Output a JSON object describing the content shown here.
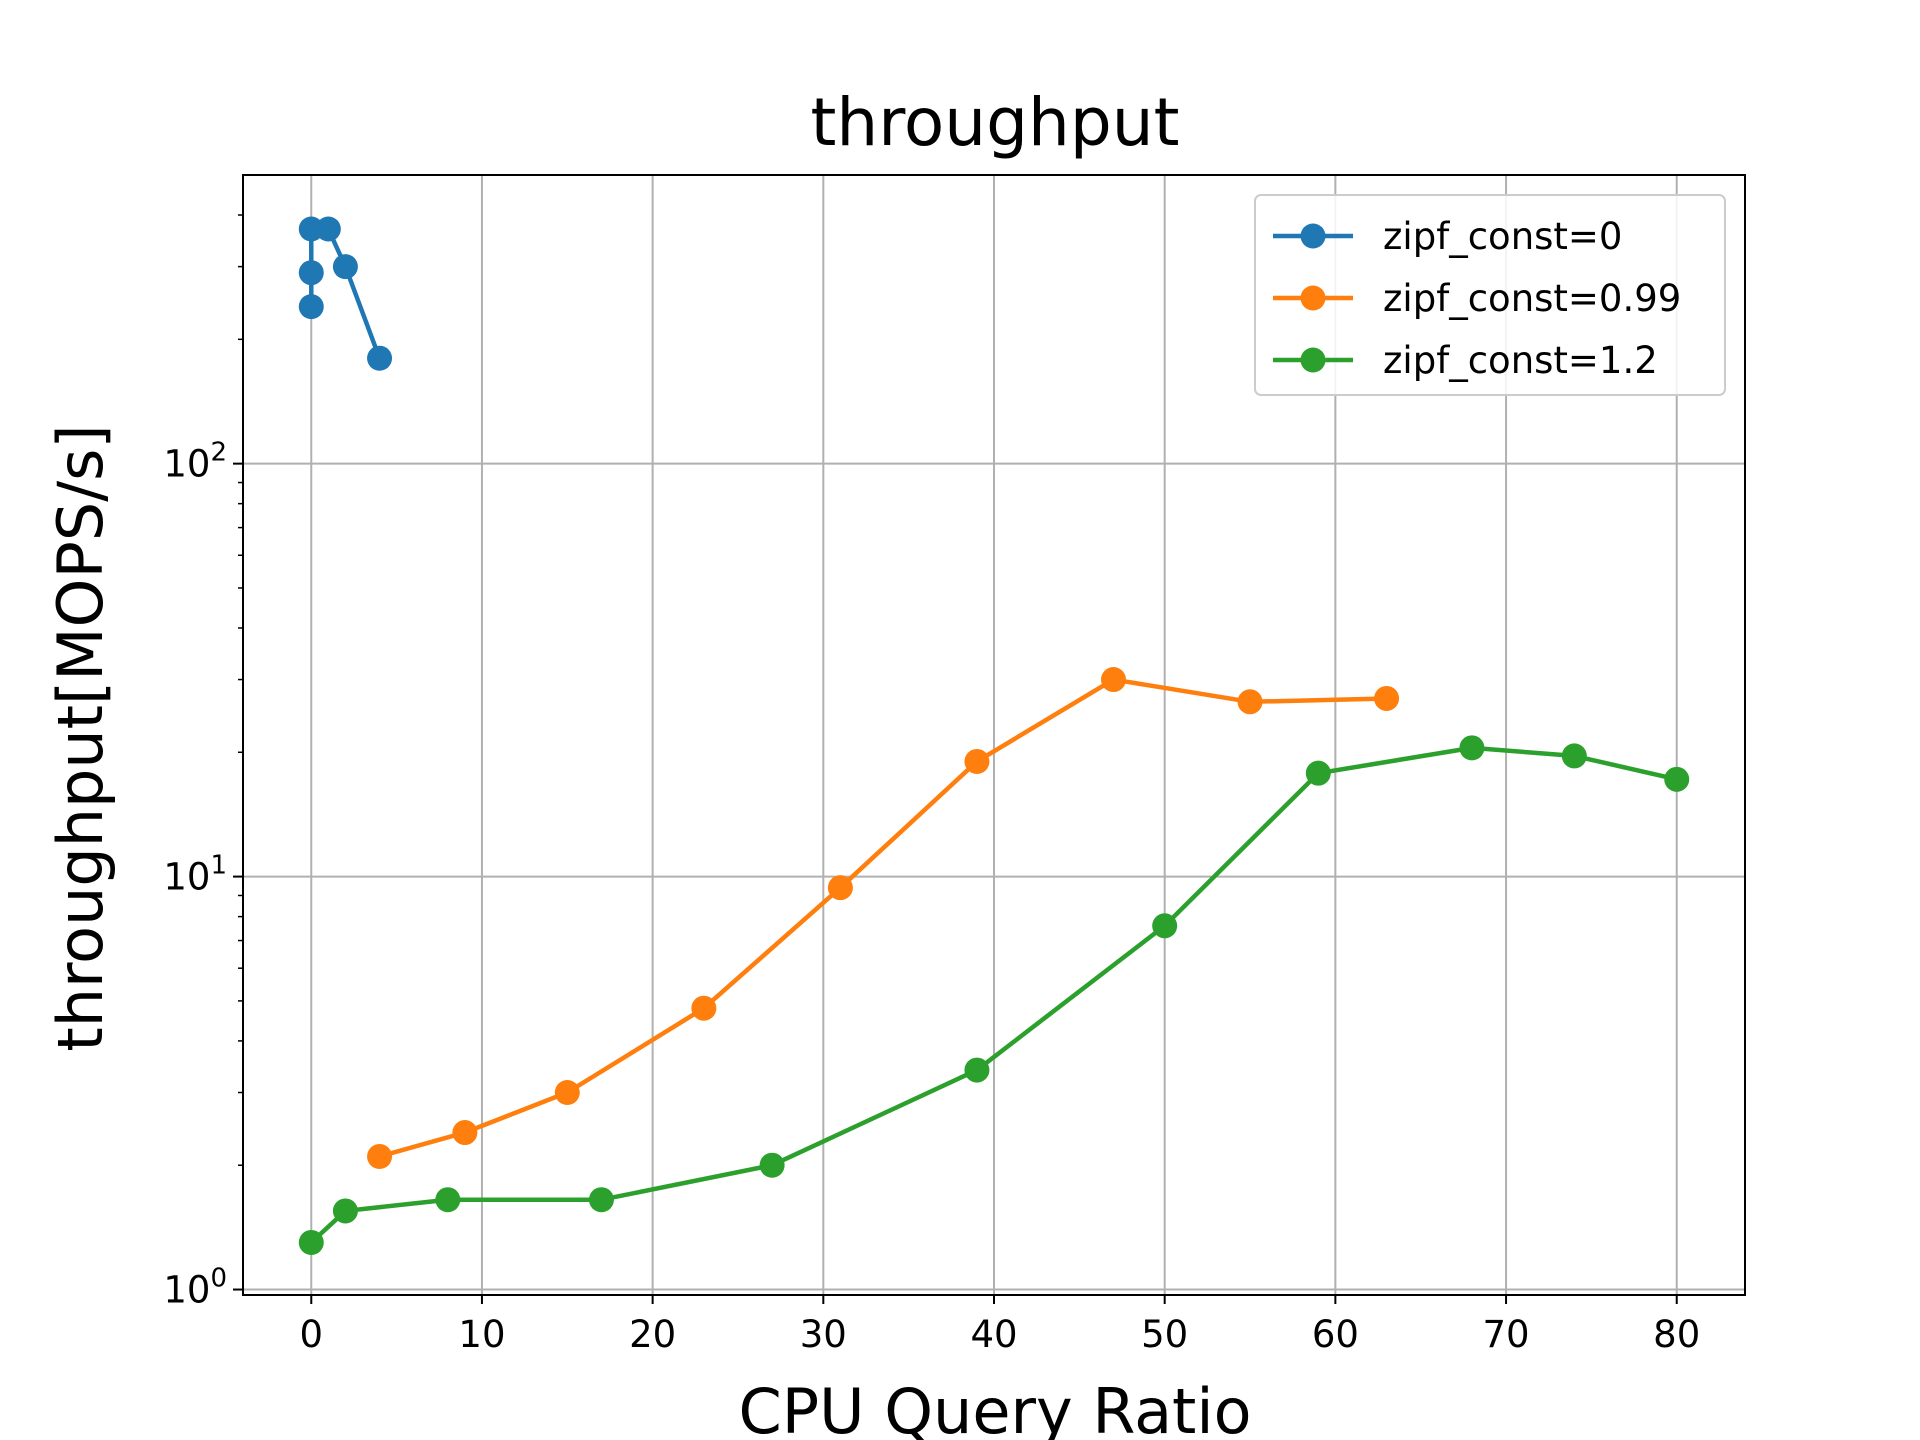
{
  "chart_data": {
    "type": "line",
    "title": "throughput",
    "xlabel": "CPU Query Ratio",
    "ylabel": "throughput[MOPS/s]",
    "yscale": "log",
    "xlim": [
      -4,
      84
    ],
    "ylim": [
      0.97,
      500
    ],
    "xticks": [
      0,
      10,
      20,
      30,
      40,
      50,
      60,
      70,
      80
    ],
    "yticks": [
      {
        "value": 1,
        "base": "10",
        "exp": "0"
      },
      {
        "value": 10,
        "base": "10",
        "exp": "1"
      },
      {
        "value": 100,
        "base": "10",
        "exp": "2"
      }
    ],
    "grid": true,
    "legend_position": "top-right",
    "series": [
      {
        "name": "zipf_const=0",
        "color": "#1f77b4",
        "x": [
          0,
          0,
          0,
          1,
          2,
          4
        ],
        "y": [
          240,
          290,
          370,
          370,
          300,
          180
        ]
      },
      {
        "name": "zipf_const=0.99",
        "color": "#ff7f0e",
        "x": [
          4,
          9,
          15,
          23,
          31,
          39,
          47,
          55,
          63
        ],
        "y": [
          2.1,
          2.4,
          3.0,
          4.8,
          9.4,
          19,
          30,
          26.5,
          27
        ]
      },
      {
        "name": "zipf_const=1.2",
        "color": "#2ca02c",
        "x": [
          0,
          2,
          8,
          17,
          27,
          39,
          50,
          59,
          68,
          74,
          80
        ],
        "y": [
          1.3,
          1.55,
          1.65,
          1.65,
          2.0,
          3.4,
          7.6,
          17.8,
          20.5,
          19.6,
          17.2
        ]
      }
    ]
  }
}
=-=-=-=-=
- **Challenge**:
Give the data above again in full and unchanged, skipping the pictures.

- **Exercise response**:
Output a JSON object describing the content shown here.
{
  "chart_data": {
    "type": "line",
    "title": "throughput",
    "xlabel": "CPU Query Ratio",
    "ylabel": "throughput[MOPS/s]",
    "yscale": "log",
    "xlim": [
      -4,
      84
    ],
    "ylim": [
      0.97,
      500
    ],
    "xticks": [
      0,
      10,
      20,
      30,
      40,
      50,
      60,
      70,
      80
    ],
    "yticks": [
      {
        "value": 1,
        "base": "10",
        "exp": "0"
      },
      {
        "value": 10,
        "base": "10",
        "exp": "1"
      },
      {
        "value": 100,
        "base": "10",
        "exp": "2"
      }
    ],
    "grid": true,
    "legend_position": "top-right",
    "series": [
      {
        "name": "zipf_const=0",
        "color": "#1f77b4",
        "x": [
          0,
          0,
          0,
          1,
          2,
          4
        ],
        "y": [
          240,
          290,
          370,
          370,
          300,
          180
        ]
      },
      {
        "name": "zipf_const=0.99",
        "color": "#ff7f0e",
        "x": [
          4,
          9,
          15,
          23,
          31,
          39,
          47,
          55,
          63
        ],
        "y": [
          2.1,
          2.4,
          3.0,
          4.8,
          9.4,
          19,
          30,
          26.5,
          27
        ]
      },
      {
        "name": "zipf_const=1.2",
        "color": "#2ca02c",
        "x": [
          0,
          2,
          8,
          17,
          27,
          39,
          50,
          59,
          68,
          74,
          80
        ],
        "y": [
          1.3,
          1.55,
          1.65,
          1.65,
          2.0,
          3.4,
          7.6,
          17.8,
          20.5,
          19.6,
          17.2
        ]
      }
    ]
  }
}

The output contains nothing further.